**Stated problem**
Report every line below that holds the word "referenciakamat".

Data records
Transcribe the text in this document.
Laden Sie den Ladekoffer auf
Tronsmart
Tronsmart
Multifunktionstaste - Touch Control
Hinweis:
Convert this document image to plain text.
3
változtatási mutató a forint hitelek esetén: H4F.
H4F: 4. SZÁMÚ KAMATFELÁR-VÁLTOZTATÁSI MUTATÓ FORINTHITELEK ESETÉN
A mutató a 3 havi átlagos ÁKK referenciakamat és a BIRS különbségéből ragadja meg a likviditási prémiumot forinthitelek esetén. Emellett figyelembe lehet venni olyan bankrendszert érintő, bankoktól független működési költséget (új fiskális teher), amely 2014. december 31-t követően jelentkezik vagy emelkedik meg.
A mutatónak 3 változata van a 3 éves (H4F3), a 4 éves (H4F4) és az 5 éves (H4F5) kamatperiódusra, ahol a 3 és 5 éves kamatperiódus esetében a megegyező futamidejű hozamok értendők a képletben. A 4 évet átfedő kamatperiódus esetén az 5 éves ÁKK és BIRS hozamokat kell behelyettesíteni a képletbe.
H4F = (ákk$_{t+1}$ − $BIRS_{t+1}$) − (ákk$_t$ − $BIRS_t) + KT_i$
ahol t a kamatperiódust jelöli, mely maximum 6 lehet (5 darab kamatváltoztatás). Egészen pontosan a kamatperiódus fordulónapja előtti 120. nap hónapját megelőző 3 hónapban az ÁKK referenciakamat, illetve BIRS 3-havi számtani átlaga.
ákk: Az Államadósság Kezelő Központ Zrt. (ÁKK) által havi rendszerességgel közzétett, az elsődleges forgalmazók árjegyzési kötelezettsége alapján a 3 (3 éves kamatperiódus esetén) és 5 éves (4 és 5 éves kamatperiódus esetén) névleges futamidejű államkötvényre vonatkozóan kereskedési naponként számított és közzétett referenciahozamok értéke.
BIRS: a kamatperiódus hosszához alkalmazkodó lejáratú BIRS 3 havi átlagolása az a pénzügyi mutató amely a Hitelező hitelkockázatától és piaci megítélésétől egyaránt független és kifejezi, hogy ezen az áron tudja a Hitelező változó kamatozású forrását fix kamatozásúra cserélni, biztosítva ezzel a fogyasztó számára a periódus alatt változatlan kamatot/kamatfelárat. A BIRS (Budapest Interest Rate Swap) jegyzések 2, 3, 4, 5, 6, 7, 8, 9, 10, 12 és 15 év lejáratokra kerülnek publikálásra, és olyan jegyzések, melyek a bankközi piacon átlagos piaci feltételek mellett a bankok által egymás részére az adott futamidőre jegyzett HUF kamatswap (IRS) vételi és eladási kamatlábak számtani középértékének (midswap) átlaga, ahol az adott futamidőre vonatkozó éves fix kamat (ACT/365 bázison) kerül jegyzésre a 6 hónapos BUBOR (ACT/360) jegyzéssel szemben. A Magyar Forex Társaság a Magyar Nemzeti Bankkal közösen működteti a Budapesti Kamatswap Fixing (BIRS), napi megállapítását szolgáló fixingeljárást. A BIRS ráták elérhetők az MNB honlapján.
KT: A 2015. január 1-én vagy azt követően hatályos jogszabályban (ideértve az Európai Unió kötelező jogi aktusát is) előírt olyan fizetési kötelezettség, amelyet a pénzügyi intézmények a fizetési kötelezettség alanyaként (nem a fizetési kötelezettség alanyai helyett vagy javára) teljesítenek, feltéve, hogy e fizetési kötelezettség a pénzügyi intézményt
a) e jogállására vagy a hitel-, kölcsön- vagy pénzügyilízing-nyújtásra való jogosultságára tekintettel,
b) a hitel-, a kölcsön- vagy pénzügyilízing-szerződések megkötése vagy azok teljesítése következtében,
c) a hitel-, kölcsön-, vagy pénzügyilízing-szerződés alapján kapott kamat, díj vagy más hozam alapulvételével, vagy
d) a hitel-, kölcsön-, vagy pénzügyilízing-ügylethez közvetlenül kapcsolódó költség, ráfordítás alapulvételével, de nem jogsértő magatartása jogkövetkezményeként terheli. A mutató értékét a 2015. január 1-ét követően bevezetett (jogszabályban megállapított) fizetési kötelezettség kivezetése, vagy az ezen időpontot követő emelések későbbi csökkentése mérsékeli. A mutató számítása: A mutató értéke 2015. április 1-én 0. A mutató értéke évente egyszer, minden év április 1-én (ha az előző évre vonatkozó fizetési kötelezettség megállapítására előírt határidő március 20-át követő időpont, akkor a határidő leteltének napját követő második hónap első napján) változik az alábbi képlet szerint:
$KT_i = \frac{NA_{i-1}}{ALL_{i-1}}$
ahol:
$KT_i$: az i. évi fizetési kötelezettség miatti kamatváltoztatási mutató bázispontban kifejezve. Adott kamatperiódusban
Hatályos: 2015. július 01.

**Complete output**
A mutató a 3 havi átlagos ÁKK referenciakamat és a BIRS különbségéből ragadja meg a likviditási prémiumot forinthitelek esetén. Emellett figyelembe lehet venni olyan bankrendszert érintő, bankoktól független működési költséget (új fiskális teher), amely 2014. december 31-t követően jelentkezik vagy emelkedik meg.
ahol t a kamatperiódust jelöli, mely maximum 6 lehet (5 darab kamatváltoztatás). Egészen pontosan a kamatperiódus fordulónapja előtti 120. nap hónapját megelőző 3 hónapban az ÁKK referenciakamat, illetve BIRS 3-havi számtani átlaga.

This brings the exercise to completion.